■ Objective: Read the material below and tally how many lines hold the word "Time", giving the number and nothing else.
=======
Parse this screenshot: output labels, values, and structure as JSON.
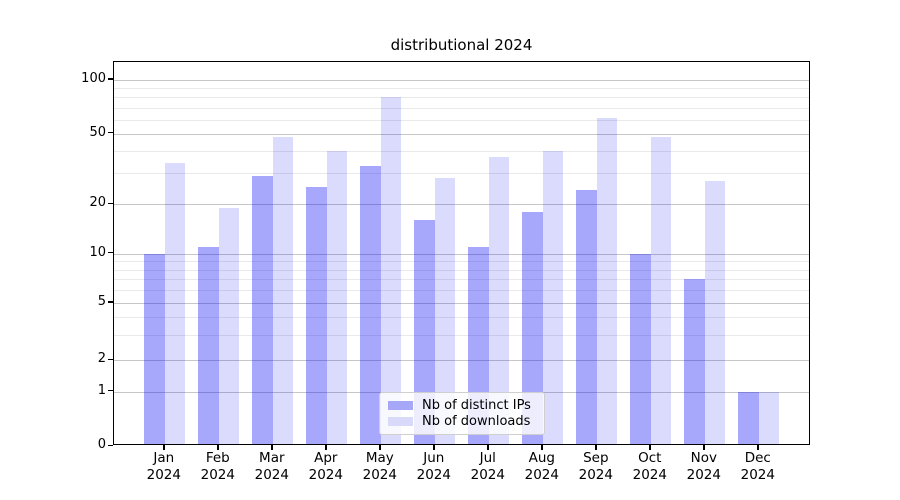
{
  "chart_data": {
    "type": "bar",
    "title": "distributional 2024",
    "categories": [
      "Jan",
      "Feb",
      "Mar",
      "Apr",
      "May",
      "Jun",
      "Jul",
      "Aug",
      "Sep",
      "Oct",
      "Nov",
      "Dec"
    ],
    "x_tick_second_line": "2024",
    "series": [
      {
        "name": "Nb of distinct IPs",
        "color": "#a7a7f8",
        "fill_rgba": "rgba(10,10,245,0.36)",
        "values": [
          10,
          11,
          29,
          25,
          33,
          16,
          11,
          18,
          24,
          10,
          7,
          1
        ]
      },
      {
        "name": "Nb of downloads",
        "color": "#d9d9fa",
        "fill_rgba": "rgba(10,10,245,0.145)",
        "values": [
          34,
          19,
          48,
          40,
          80,
          28,
          37,
          40,
          61,
          48,
          27,
          1
        ]
      }
    ],
    "yscale": "symlog",
    "yticks": [
      0,
      1,
      2,
      5,
      10,
      20,
      50,
      100
    ],
    "minor_yticks": [
      3,
      4,
      6,
      7,
      8,
      9,
      30,
      40,
      60,
      70,
      80,
      90
    ],
    "grid": true,
    "legend_position": "lower center"
  }
}
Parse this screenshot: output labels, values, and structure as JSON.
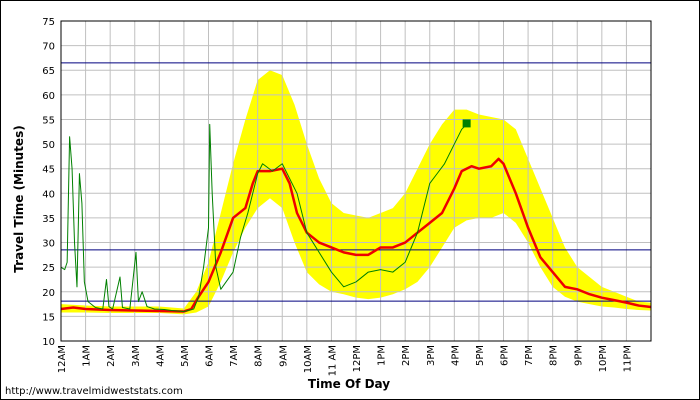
{
  "chart_data": {
    "type": "line",
    "xlabel": "Time Of Day",
    "ylabel": "Travel Time (Minutes)",
    "source_credit": "http://www.travelmidweststats.com",
    "x_unit": "hour_of_day",
    "xlim": [
      0,
      24
    ],
    "ylim": [
      10,
      75
    ],
    "grid": true,
    "colors": {
      "band": "#ffff00",
      "average": "#ee0000",
      "current": "#008000",
      "reference": "#00007f",
      "grid": "#c0c0c0",
      "plot_border": "#000000"
    },
    "x_ticks": [
      {
        "x": 0,
        "label": "12AM"
      },
      {
        "x": 1,
        "label": "1AM"
      },
      {
        "x": 2,
        "label": "2AM"
      },
      {
        "x": 3,
        "label": "3AM"
      },
      {
        "x": 4,
        "label": "4AM"
      },
      {
        "x": 5,
        "label": "5AM"
      },
      {
        "x": 6,
        "label": "6AM"
      },
      {
        "x": 7,
        "label": "7AM"
      },
      {
        "x": 8,
        "label": "8AM"
      },
      {
        "x": 9,
        "label": "9AM"
      },
      {
        "x": 10,
        "label": "10AM"
      },
      {
        "x": 11,
        "label": "11 AM"
      },
      {
        "x": 12,
        "label": "12PM"
      },
      {
        "x": 13,
        "label": "1PM"
      },
      {
        "x": 14,
        "label": "2PM"
      },
      {
        "x": 15,
        "label": "3PM"
      },
      {
        "x": 16,
        "label": "4PM"
      },
      {
        "x": 17,
        "label": "5PM"
      },
      {
        "x": 18,
        "label": "6PM"
      },
      {
        "x": 19,
        "label": "7PM"
      },
      {
        "x": 20,
        "label": "8PM"
      },
      {
        "x": 21,
        "label": "9PM"
      },
      {
        "x": 22,
        "label": "10PM"
      },
      {
        "x": 23,
        "label": "11PM"
      }
    ],
    "y_ticks": [
      "10",
      "15",
      "20",
      "25",
      "30",
      "35",
      "40",
      "45",
      "50",
      "55",
      "60",
      "65",
      "70",
      "75"
    ],
    "reference_lines": [
      66.5,
      28.5,
      18.1
    ],
    "band": {
      "upper": [
        [
          0,
          17.5
        ],
        [
          1,
          17.2
        ],
        [
          2,
          17
        ],
        [
          3,
          17
        ],
        [
          4,
          17
        ],
        [
          5,
          16.6
        ],
        [
          5.5,
          20
        ],
        [
          6,
          26
        ],
        [
          6.5,
          36
        ],
        [
          7,
          46
        ],
        [
          7.5,
          55
        ],
        [
          8,
          63
        ],
        [
          8.5,
          65
        ],
        [
          9,
          64
        ],
        [
          9.5,
          58
        ],
        [
          10,
          50
        ],
        [
          10.5,
          43
        ],
        [
          11,
          38
        ],
        [
          11.5,
          36
        ],
        [
          12,
          35.5
        ],
        [
          12.5,
          35
        ],
        [
          13,
          36
        ],
        [
          13.5,
          37
        ],
        [
          14,
          40
        ],
        [
          14.5,
          45
        ],
        [
          15,
          50
        ],
        [
          15.5,
          54
        ],
        [
          16,
          57
        ],
        [
          16.5,
          57
        ],
        [
          17,
          56
        ],
        [
          17.5,
          55.5
        ],
        [
          18,
          55
        ],
        [
          18.5,
          53
        ],
        [
          19,
          47
        ],
        [
          19.5,
          41
        ],
        [
          20,
          35
        ],
        [
          20.5,
          29
        ],
        [
          21,
          25
        ],
        [
          21.5,
          23
        ],
        [
          22,
          21
        ],
        [
          22.5,
          20
        ],
        [
          23,
          19
        ],
        [
          23.5,
          18
        ],
        [
          24,
          17.8
        ]
      ],
      "lower": [
        [
          0,
          15.8
        ],
        [
          1,
          15.8
        ],
        [
          2,
          15.7
        ],
        [
          3,
          15.7
        ],
        [
          4,
          15.7
        ],
        [
          5,
          15.4
        ],
        [
          5.5,
          15.8
        ],
        [
          6,
          17
        ],
        [
          6.5,
          22
        ],
        [
          7,
          28
        ],
        [
          7.5,
          33
        ],
        [
          8,
          37
        ],
        [
          8.5,
          39
        ],
        [
          9,
          37
        ],
        [
          9.5,
          30
        ],
        [
          10,
          24
        ],
        [
          10.5,
          21.5
        ],
        [
          11,
          20
        ],
        [
          11.5,
          19.5
        ],
        [
          12,
          18.8
        ],
        [
          12.5,
          18.5
        ],
        [
          13,
          18.8
        ],
        [
          13.5,
          19.5
        ],
        [
          14,
          20.5
        ],
        [
          14.5,
          22
        ],
        [
          15,
          25
        ],
        [
          15.5,
          29
        ],
        [
          16,
          33
        ],
        [
          16.5,
          34.5
        ],
        [
          17,
          35
        ],
        [
          17.5,
          35
        ],
        [
          18,
          36
        ],
        [
          18.5,
          34
        ],
        [
          19,
          30
        ],
        [
          19.5,
          25
        ],
        [
          20,
          21
        ],
        [
          20.5,
          19
        ],
        [
          21,
          18
        ],
        [
          21.5,
          17.5
        ],
        [
          22,
          17
        ],
        [
          22.5,
          16.8
        ],
        [
          23,
          16.5
        ],
        [
          23.5,
          16.3
        ],
        [
          24,
          16.2
        ]
      ]
    },
    "series": [
      {
        "name": "",
        "role": "average",
        "values": [
          [
            0,
            16.5
          ],
          [
            0.5,
            16.8
          ],
          [
            1,
            16.5
          ],
          [
            2,
            16.3
          ],
          [
            3,
            16.2
          ],
          [
            4,
            16.1
          ],
          [
            5,
            16
          ],
          [
            5.3,
            16.5
          ],
          [
            5.6,
            19
          ],
          [
            6,
            22
          ],
          [
            6.5,
            28
          ],
          [
            7,
            35
          ],
          [
            7.5,
            37
          ],
          [
            7.8,
            42
          ],
          [
            8,
            44.5
          ],
          [
            8.5,
            44.5
          ],
          [
            9,
            45
          ],
          [
            9.3,
            42
          ],
          [
            9.6,
            36
          ],
          [
            10,
            32
          ],
          [
            10.5,
            30
          ],
          [
            11,
            29
          ],
          [
            11.5,
            28
          ],
          [
            12,
            27.5
          ],
          [
            12.5,
            27.5
          ],
          [
            13,
            29
          ],
          [
            13.5,
            29
          ],
          [
            14,
            30
          ],
          [
            14.5,
            32
          ],
          [
            15,
            34
          ],
          [
            15.5,
            36
          ],
          [
            16,
            41
          ],
          [
            16.3,
            44.5
          ],
          [
            16.7,
            45.5
          ],
          [
            17,
            45
          ],
          [
            17.5,
            45.5
          ],
          [
            17.8,
            47
          ],
          [
            18,
            46
          ],
          [
            18.5,
            40
          ],
          [
            19,
            33
          ],
          [
            19.5,
            27
          ],
          [
            20,
            24
          ],
          [
            20.5,
            21
          ],
          [
            21,
            20.5
          ],
          [
            21.5,
            19.5
          ],
          [
            22,
            18.8
          ],
          [
            22.5,
            18.3
          ],
          [
            23,
            17.8
          ],
          [
            23.5,
            17.2
          ],
          [
            24,
            16.9
          ]
        ]
      },
      {
        "name": "",
        "role": "current",
        "values": [
          [
            0,
            25
          ],
          [
            0.15,
            24.5
          ],
          [
            0.25,
            26
          ],
          [
            0.35,
            51.5
          ],
          [
            0.45,
            45
          ],
          [
            0.55,
            30
          ],
          [
            0.65,
            21
          ],
          [
            0.75,
            44
          ],
          [
            0.85,
            38
          ],
          [
            0.95,
            22
          ],
          [
            1.1,
            18
          ],
          [
            1.4,
            16.8
          ],
          [
            1.7,
            16.5
          ],
          [
            1.85,
            22.5
          ],
          [
            1.95,
            17
          ],
          [
            2.1,
            16.5
          ],
          [
            2.4,
            23
          ],
          [
            2.5,
            16.8
          ],
          [
            2.8,
            16.5
          ],
          [
            3.05,
            28
          ],
          [
            3.15,
            18
          ],
          [
            3.3,
            20
          ],
          [
            3.5,
            17
          ],
          [
            3.8,
            16.5
          ],
          [
            4.2,
            16.4
          ],
          [
            4.5,
            16.2
          ],
          [
            5,
            16
          ],
          [
            5.4,
            16.5
          ],
          [
            5.6,
            19
          ],
          [
            5.8,
            25
          ],
          [
            6,
            33
          ],
          [
            6.05,
            54
          ],
          [
            6.15,
            40
          ],
          [
            6.3,
            25
          ],
          [
            6.5,
            20.5
          ],
          [
            7,
            24
          ],
          [
            7.3,
            31
          ],
          [
            7.6,
            36
          ],
          [
            8,
            44
          ],
          [
            8.2,
            46
          ],
          [
            8.6,
            44.5
          ],
          [
            9,
            46
          ],
          [
            9.2,
            44
          ],
          [
            9.6,
            40
          ],
          [
            10,
            32
          ],
          [
            10.5,
            28
          ],
          [
            11,
            24
          ],
          [
            11.5,
            21
          ],
          [
            12,
            22
          ],
          [
            12.5,
            24
          ],
          [
            13,
            24.5
          ],
          [
            13.5,
            24
          ],
          [
            14,
            26
          ],
          [
            14.5,
            32
          ],
          [
            14.8,
            38
          ],
          [
            15,
            42
          ],
          [
            15.3,
            44
          ],
          [
            15.6,
            46
          ],
          [
            16,
            50
          ],
          [
            16.3,
            53
          ],
          [
            16.5,
            54
          ]
        ]
      }
    ],
    "marker": {
      "x": 16.5,
      "y": 54.2,
      "shape": "square"
    }
  }
}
=======
■ Result of the exercise: 2